What you will do
Using the material that follows, identify and copy each line with the string "title".

Records for this task
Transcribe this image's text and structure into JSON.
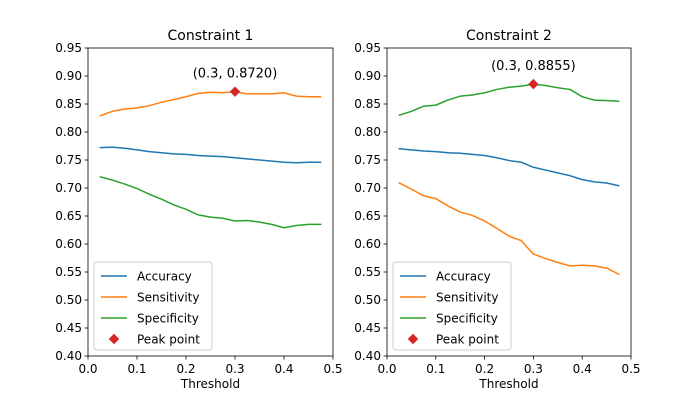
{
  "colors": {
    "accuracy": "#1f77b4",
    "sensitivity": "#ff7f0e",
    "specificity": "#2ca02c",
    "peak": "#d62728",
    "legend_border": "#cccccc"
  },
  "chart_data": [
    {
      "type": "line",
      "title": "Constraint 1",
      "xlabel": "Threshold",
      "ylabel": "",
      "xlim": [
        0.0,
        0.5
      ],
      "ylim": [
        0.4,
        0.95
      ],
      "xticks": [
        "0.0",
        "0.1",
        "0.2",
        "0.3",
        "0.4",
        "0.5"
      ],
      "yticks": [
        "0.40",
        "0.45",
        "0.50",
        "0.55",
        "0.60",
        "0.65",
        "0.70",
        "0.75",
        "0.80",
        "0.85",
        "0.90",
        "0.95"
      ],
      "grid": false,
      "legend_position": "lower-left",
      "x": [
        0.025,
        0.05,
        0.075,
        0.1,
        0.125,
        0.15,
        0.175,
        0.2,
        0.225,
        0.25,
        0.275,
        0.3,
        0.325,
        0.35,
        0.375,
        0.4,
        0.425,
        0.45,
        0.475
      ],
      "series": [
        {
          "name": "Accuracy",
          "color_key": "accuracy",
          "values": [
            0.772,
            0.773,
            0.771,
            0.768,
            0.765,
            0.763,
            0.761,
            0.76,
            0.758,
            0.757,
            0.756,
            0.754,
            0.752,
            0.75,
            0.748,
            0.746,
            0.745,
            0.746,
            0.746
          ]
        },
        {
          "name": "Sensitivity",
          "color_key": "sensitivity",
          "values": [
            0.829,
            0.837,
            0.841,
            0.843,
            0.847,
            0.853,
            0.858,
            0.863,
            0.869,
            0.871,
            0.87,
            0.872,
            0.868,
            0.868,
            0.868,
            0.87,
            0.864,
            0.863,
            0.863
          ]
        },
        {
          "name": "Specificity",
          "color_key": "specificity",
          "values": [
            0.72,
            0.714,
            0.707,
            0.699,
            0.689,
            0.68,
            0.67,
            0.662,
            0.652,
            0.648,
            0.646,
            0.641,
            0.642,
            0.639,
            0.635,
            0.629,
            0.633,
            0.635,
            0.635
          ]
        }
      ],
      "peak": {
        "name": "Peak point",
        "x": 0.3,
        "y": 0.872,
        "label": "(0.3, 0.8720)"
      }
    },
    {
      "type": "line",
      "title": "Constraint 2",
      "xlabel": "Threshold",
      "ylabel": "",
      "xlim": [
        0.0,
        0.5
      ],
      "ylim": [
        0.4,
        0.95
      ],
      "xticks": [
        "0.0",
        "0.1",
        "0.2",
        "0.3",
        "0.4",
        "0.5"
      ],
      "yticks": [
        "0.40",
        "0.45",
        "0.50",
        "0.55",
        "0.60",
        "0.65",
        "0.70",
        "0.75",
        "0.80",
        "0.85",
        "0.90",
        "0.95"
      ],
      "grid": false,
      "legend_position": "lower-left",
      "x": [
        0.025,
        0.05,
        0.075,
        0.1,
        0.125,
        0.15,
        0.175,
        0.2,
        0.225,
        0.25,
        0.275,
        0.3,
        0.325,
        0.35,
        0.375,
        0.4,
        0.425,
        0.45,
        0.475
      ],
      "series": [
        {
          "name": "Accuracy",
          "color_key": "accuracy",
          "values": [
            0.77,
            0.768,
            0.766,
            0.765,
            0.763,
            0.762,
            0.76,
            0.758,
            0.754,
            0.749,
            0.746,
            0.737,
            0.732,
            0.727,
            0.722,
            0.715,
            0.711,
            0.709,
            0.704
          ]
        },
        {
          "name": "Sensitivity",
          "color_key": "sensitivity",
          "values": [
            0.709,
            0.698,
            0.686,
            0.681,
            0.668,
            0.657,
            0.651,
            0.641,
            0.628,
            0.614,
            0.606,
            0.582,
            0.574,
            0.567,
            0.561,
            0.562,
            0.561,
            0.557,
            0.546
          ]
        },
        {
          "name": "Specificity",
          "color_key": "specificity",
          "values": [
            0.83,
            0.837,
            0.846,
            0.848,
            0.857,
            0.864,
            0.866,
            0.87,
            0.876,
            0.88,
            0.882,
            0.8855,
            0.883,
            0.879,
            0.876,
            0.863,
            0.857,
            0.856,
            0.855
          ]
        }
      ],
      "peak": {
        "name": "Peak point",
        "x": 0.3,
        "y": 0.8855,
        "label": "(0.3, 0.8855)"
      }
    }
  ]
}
* * *
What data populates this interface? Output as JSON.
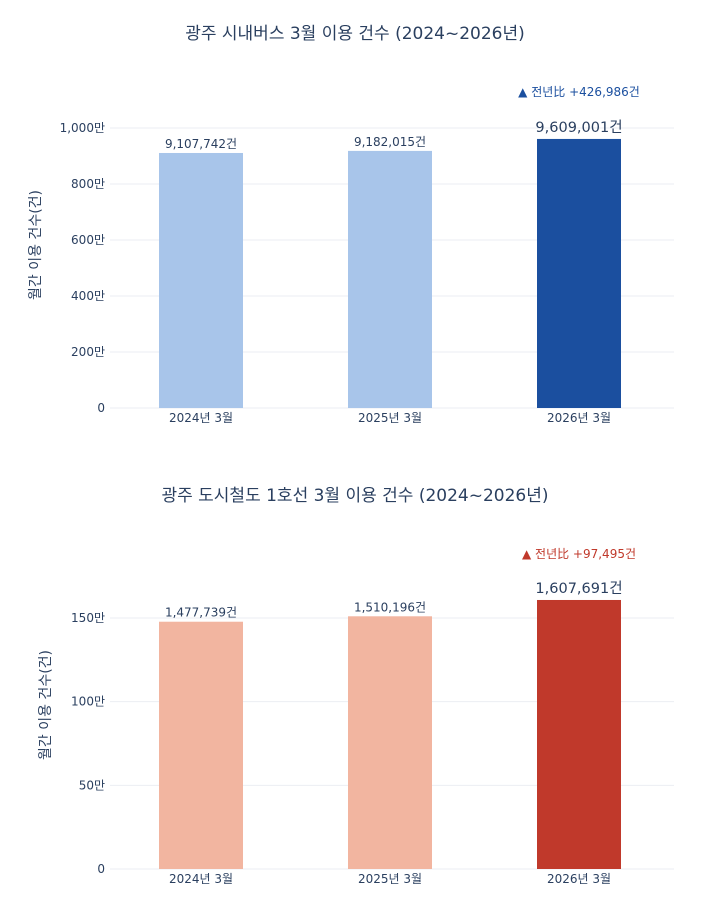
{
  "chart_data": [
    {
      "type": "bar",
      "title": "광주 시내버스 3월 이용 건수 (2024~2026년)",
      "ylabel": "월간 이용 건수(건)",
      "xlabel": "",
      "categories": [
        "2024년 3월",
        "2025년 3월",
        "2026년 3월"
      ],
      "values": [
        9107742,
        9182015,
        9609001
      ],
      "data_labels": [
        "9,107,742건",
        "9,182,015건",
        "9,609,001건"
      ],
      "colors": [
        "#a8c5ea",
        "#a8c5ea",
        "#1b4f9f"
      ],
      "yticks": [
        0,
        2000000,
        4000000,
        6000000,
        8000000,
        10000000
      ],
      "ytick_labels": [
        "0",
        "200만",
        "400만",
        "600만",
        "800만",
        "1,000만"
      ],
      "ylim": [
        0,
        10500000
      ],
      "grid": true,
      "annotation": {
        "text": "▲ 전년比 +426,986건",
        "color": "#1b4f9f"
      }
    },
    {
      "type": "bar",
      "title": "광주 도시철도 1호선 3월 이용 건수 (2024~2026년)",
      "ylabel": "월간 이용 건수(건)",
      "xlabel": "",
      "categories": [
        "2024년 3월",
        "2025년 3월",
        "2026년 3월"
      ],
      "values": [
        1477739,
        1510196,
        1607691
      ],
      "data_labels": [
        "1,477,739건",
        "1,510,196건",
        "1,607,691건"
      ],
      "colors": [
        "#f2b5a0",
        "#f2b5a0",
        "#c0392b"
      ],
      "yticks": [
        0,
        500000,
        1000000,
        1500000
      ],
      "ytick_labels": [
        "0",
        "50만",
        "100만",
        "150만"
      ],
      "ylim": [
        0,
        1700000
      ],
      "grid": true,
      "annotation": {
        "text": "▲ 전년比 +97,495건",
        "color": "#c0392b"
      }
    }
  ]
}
---
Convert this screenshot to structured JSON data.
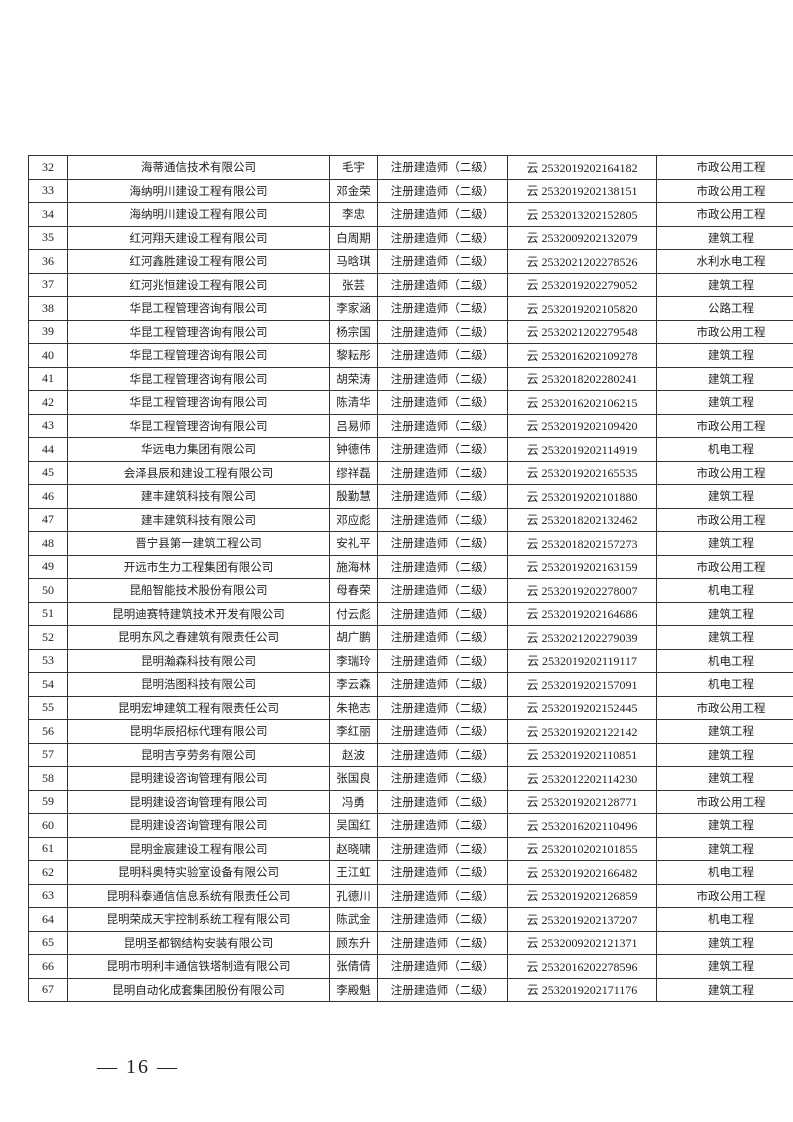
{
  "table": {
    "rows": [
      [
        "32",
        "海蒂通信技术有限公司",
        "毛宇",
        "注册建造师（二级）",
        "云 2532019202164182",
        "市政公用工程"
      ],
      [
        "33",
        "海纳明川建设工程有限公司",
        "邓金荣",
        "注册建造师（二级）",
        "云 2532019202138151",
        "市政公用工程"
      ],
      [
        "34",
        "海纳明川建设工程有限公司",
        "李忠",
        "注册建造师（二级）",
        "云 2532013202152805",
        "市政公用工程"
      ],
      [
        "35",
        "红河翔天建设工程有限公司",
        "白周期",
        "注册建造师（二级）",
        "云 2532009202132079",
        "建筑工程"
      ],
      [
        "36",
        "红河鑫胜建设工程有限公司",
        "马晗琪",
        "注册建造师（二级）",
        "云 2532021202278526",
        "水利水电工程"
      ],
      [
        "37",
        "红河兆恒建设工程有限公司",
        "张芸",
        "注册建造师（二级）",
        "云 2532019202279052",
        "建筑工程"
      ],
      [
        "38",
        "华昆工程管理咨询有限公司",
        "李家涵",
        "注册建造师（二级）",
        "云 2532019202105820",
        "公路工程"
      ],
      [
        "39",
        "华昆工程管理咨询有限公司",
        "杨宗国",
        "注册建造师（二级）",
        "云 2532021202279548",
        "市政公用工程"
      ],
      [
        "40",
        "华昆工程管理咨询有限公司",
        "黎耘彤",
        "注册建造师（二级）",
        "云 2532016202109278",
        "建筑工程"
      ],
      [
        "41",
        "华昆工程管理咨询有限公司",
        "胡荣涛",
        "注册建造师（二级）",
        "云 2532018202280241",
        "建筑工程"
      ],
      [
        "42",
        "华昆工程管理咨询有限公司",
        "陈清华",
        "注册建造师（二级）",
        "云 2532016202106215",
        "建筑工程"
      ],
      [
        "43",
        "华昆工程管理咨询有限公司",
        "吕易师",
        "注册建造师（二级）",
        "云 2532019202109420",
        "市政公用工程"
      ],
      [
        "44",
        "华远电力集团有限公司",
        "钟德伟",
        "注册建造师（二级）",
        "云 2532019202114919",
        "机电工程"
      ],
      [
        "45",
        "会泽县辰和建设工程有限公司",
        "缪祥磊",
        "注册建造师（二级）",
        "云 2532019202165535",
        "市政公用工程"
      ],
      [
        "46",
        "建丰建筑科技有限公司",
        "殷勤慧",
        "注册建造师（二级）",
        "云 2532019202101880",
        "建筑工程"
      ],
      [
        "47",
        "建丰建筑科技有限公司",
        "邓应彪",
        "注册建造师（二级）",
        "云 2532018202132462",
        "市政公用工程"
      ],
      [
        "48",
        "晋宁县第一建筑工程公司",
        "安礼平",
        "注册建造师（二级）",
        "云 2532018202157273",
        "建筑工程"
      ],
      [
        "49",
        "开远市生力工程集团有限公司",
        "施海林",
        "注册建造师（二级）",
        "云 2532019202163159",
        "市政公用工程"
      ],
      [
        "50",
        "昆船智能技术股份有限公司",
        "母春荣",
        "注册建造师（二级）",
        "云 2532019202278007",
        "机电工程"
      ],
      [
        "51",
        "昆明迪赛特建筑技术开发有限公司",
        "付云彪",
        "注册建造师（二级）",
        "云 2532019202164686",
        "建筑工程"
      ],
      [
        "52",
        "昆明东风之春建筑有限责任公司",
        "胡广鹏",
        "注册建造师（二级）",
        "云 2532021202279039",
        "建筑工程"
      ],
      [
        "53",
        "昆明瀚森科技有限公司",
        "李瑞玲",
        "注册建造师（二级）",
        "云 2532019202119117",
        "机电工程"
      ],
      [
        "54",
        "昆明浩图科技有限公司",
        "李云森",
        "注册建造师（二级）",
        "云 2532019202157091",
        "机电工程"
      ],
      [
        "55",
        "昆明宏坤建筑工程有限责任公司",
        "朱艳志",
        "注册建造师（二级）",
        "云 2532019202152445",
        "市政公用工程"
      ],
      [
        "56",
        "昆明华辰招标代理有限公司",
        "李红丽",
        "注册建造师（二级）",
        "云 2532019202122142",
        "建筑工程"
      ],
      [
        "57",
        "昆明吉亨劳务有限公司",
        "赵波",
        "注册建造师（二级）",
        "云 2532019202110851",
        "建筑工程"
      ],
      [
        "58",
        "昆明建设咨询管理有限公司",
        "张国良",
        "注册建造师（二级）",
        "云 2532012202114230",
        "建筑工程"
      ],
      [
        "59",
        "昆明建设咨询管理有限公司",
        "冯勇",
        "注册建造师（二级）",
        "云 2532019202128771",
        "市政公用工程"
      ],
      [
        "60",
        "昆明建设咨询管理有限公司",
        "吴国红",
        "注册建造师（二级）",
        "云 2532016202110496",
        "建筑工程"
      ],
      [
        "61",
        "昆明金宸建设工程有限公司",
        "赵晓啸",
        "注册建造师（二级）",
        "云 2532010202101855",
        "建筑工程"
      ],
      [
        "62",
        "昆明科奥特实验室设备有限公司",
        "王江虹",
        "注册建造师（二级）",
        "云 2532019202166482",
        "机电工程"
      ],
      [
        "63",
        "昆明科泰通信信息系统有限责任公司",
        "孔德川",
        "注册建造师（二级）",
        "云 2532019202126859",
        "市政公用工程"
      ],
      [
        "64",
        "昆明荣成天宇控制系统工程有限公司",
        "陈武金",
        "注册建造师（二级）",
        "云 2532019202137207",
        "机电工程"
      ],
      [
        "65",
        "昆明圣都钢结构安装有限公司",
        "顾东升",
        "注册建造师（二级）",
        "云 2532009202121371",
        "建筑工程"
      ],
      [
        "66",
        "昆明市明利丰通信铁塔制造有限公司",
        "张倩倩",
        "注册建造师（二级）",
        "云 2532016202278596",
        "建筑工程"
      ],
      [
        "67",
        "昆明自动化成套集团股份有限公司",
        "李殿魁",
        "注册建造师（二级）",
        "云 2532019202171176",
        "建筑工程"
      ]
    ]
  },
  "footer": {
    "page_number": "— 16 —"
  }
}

Answer for the task
      "title": "Constraint 1",
      "title": "Constraint 2",
      "title": "광주 시내버스 3월 이용 건수 (2024~2026년)",
      "title": "광주 도시철도 1호선 3월 이용 건수 (2024~2026년)",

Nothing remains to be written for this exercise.